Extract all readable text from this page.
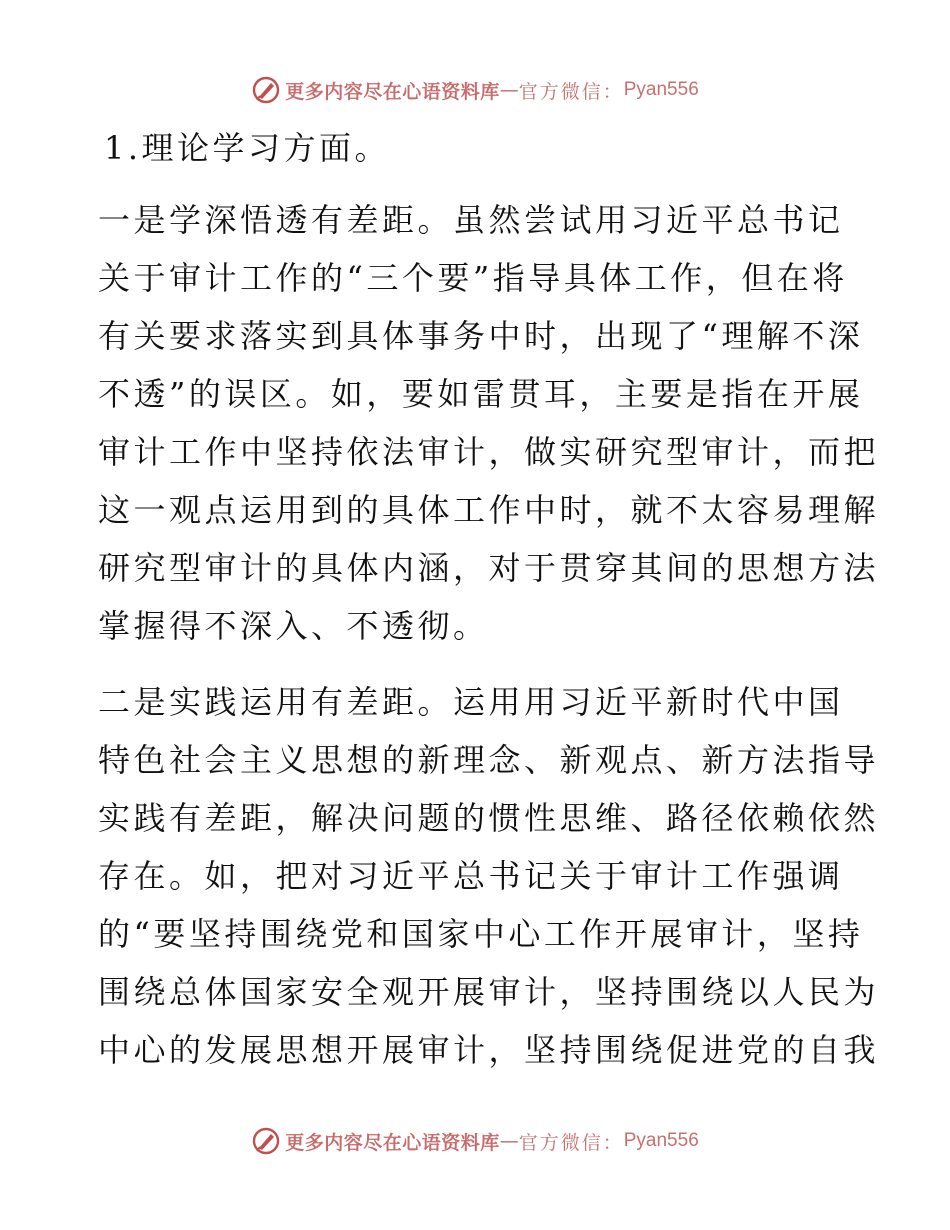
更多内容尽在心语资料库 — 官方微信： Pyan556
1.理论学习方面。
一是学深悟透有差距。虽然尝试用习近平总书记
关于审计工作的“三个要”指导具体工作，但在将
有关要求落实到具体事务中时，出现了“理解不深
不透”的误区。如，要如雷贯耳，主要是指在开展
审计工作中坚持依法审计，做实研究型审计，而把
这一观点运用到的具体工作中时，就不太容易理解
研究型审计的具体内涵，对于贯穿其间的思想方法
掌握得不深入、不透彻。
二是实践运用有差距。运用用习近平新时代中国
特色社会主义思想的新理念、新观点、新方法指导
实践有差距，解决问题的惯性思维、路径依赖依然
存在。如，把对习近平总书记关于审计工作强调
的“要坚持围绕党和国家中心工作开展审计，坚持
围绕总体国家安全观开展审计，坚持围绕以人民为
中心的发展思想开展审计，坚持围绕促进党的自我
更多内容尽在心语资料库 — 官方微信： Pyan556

──────

Print the listing above in full, exactly as written. Omit any pictures.

Extract all readable text from this page.
更多内容尽在心语资料库 — 官方微信： Pyan556
1.理论学习方面。
一是学深悟透有差距。虽然尝试用习近平总书记
关于审计工作的“三个要”指导具体工作，但在将
有关要求落实到具体事务中时，出现了“理解不深
不透”的误区。如，要如雷贯耳，主要是指在开展
审计工作中坚持依法审计，做实研究型审计，而把
这一观点运用到的具体工作中时，就不太容易理解
研究型审计的具体内涵，对于贯穿其间的思想方法
掌握得不深入、不透彻。
二是实践运用有差距。运用用习近平新时代中国
特色社会主义思想的新理念、新观点、新方法指导
实践有差距，解决问题的惯性思维、路径依赖依然
存在。如，把对习近平总书记关于审计工作强调
的“要坚持围绕党和国家中心工作开展审计，坚持
围绕总体国家安全观开展审计，坚持围绕以人民为
中心的发展思想开展审计，坚持围绕促进党的自我
更多内容尽在心语资料库 — 官方微信： Pyan556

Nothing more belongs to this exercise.